◆ DATA FOR THE TASK
□ □ □

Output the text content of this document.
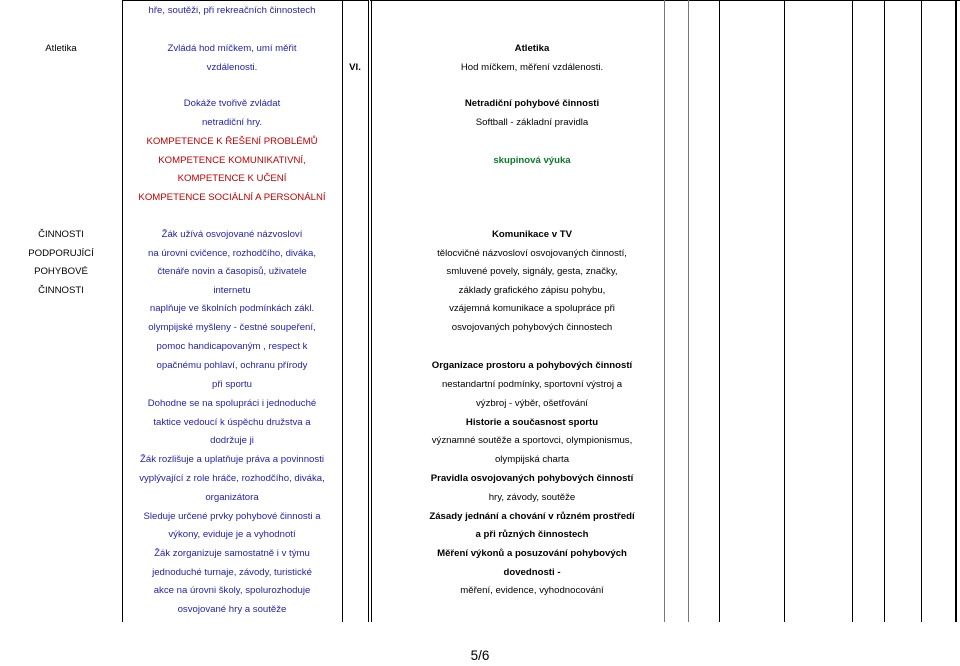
hře, soutěži, při rekreačních činnostech
Atletika	Zvládá hod míčkem, umí měřit	Atletika
vzdálenosti.	VI.	Hod míčkem, měření vzdálenosti.
Dokáže tvořivě zvládat	Netradiční pohybové činnosti
netradiční hry.	Softball - základní pravidla
KOMPETENCE K ŘEŠENÍ PROBLÉMŮ
KOMPETENCE KOMUNIKATIVNÍ,	skupinová výuka
KOMPETENCE K UČENÍ
KOMPETENCE SOCIÁLNÍ A PERSONÁLNÍ
ČINNOSTI	Žák užívá osvojované názvosloví	Komunikace v TV
PODPORUJÍCÍ	na úrovni cvičence, rozhodčího, diváka,	tělocvičné názvosloví osvojovaných činností,
POHYBOVÉ	čtenáře novin a časopisů, uživatele	smluvené povely, signály, gesta, značky,
ČINNOSTI	internetu	základy grafického zápisu pohybu,
naplňuje ve školních podmínkách zákl.	vzájemná komunikace a spolupráce při
olympijské myšleny - čestné soupeření,	osvojovaných pohybových činnostech
pomoc handicapovaným , respect k
opačnému pohlaví, ochranu přírody	Organizace prostoru a pohybových činností
při sportu	nestandartní podmínky, sportovní výstroj a
Dohodne se na spolupráci i jednoduché	výzbroj - výběr, ošetřování
taktice vedoucí k úspěchu družstva a	Historie a současnost sportu
dodržuje ji	významné soutěže a sportovci, olympionismus,
Žák rozlišuje a uplatňuje práva a povinnosti	olympijská charta
vyplývající z role hráče, rozhodčího, diváka,	Pravidla osvojovaných pohybových činností
organizátora	hry, závody, soutěže
Sleduje určené prvky pohybové činnosti a	Zásady jednání a chování v různém prostředí
výkony, eviduje je a vyhodnotí	a při různých činnostech
Žák zorganizuje samostatně i v týmu	Měření výkonů a posuzování pohybových
jednoduché turnaje, závody, turistické	dovednosti -
akce na úrovni školy, spolurozhoduje	měření, evidence, vyhodnocování
osvojované hry a soutěže
5/6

□ □ □

◆ AIM OF THE EXERCISE
All lines above with "sportu" in them should be returned.

◆ REPLY
při sportu	nestandartní podmínky, sportovní výstroj a
taktice vedoucí k úspěchu družstva a	Historie a současnost sportu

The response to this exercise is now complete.